===== PROVIDED RECORDS =====

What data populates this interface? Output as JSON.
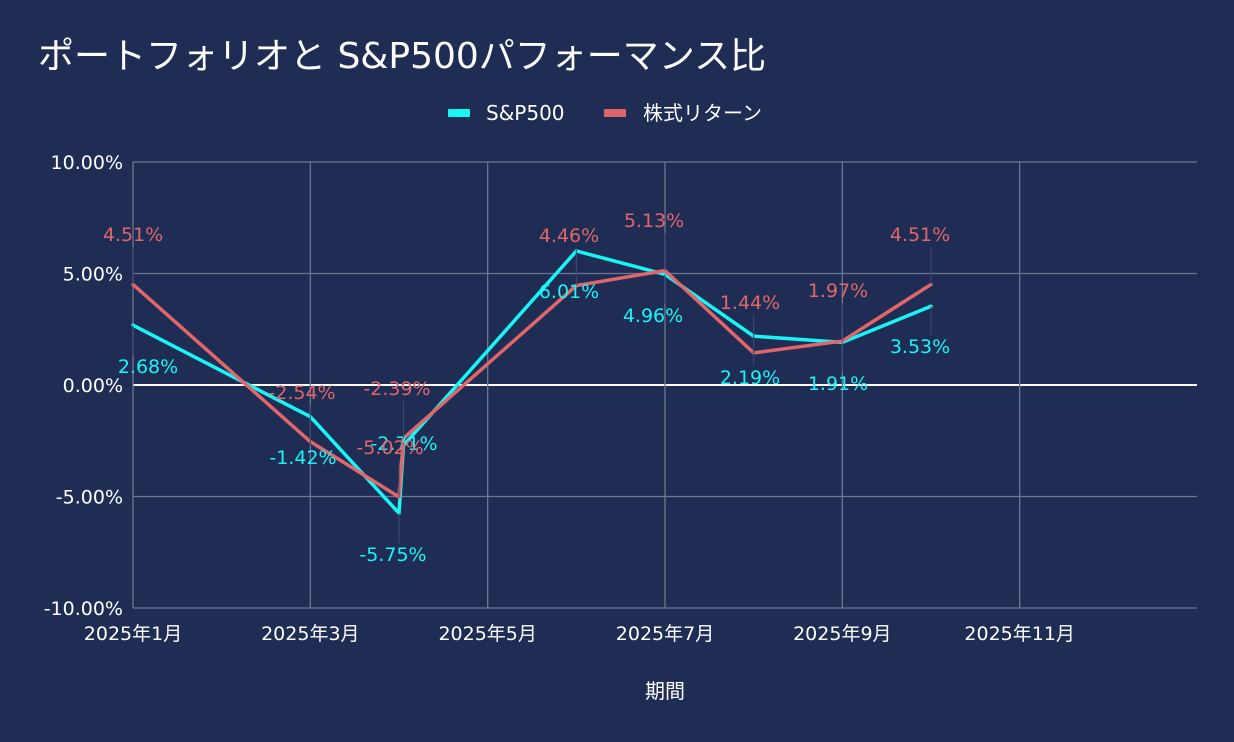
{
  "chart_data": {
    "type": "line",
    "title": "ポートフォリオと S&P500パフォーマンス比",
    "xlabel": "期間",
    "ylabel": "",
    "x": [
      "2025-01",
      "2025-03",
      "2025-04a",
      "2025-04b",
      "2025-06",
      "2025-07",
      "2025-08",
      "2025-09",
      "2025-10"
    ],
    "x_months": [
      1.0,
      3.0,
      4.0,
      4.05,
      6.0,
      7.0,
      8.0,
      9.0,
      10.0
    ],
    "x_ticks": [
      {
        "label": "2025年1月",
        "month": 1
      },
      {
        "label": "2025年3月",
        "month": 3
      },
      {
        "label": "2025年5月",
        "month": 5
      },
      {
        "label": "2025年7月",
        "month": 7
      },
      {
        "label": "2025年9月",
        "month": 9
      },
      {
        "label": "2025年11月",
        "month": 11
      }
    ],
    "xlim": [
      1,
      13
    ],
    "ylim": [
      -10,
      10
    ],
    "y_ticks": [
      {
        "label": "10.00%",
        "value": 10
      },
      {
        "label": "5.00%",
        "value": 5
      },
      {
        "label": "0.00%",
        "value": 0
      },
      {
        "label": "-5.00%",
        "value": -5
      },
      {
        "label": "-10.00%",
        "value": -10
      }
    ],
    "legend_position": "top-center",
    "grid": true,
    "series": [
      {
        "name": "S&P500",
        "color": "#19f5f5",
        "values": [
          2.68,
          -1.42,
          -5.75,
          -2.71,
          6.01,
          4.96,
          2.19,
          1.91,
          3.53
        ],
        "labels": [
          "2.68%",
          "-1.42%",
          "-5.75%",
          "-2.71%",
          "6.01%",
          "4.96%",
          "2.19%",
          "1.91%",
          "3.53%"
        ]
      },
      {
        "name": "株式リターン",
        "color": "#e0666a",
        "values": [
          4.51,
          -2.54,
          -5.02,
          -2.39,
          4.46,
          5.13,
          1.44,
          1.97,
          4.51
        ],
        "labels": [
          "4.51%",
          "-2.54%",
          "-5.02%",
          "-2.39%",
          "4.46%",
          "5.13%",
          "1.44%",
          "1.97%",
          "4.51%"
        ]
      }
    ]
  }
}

=====

▶ AIM OF THE TASK
Pictures are to be left out; all else in the entries above is to be quoted exactly.

▶ ANSWER TO THIS TASK
What data populates this interface? Output as JSON.
{
  "chart_data": {
    "type": "line",
    "title": "ポートフォリオと S&P500パフォーマンス比",
    "xlabel": "期間",
    "ylabel": "",
    "x": [
      "2025-01",
      "2025-03",
      "2025-04a",
      "2025-04b",
      "2025-06",
      "2025-07",
      "2025-08",
      "2025-09",
      "2025-10"
    ],
    "x_months": [
      1.0,
      3.0,
      4.0,
      4.05,
      6.0,
      7.0,
      8.0,
      9.0,
      10.0
    ],
    "x_ticks": [
      {
        "label": "2025年1月",
        "month": 1
      },
      {
        "label": "2025年3月",
        "month": 3
      },
      {
        "label": "2025年5月",
        "month": 5
      },
      {
        "label": "2025年7月",
        "month": 7
      },
      {
        "label": "2025年9月",
        "month": 9
      },
      {
        "label": "2025年11月",
        "month": 11
      }
    ],
    "xlim": [
      1,
      13
    ],
    "ylim": [
      -10,
      10
    ],
    "y_ticks": [
      {
        "label": "10.00%",
        "value": 10
      },
      {
        "label": "5.00%",
        "value": 5
      },
      {
        "label": "0.00%",
        "value": 0
      },
      {
        "label": "-5.00%",
        "value": -5
      },
      {
        "label": "-10.00%",
        "value": -10
      }
    ],
    "legend_position": "top-center",
    "grid": true,
    "series": [
      {
        "name": "S&P500",
        "color": "#19f5f5",
        "values": [
          2.68,
          -1.42,
          -5.75,
          -2.71,
          6.01,
          4.96,
          2.19,
          1.91,
          3.53
        ],
        "labels": [
          "2.68%",
          "-1.42%",
          "-5.75%",
          "-2.71%",
          "6.01%",
          "4.96%",
          "2.19%",
          "1.91%",
          "3.53%"
        ]
      },
      {
        "name": "株式リターン",
        "color": "#e0666a",
        "values": [
          4.51,
          -2.54,
          -5.02,
          -2.39,
          4.46,
          5.13,
          1.44,
          1.97,
          4.51
        ],
        "labels": [
          "4.51%",
          "-2.54%",
          "-5.02%",
          "-2.39%",
          "4.46%",
          "5.13%",
          "1.44%",
          "1.97%",
          "4.51%"
        ]
      }
    ]
  }
}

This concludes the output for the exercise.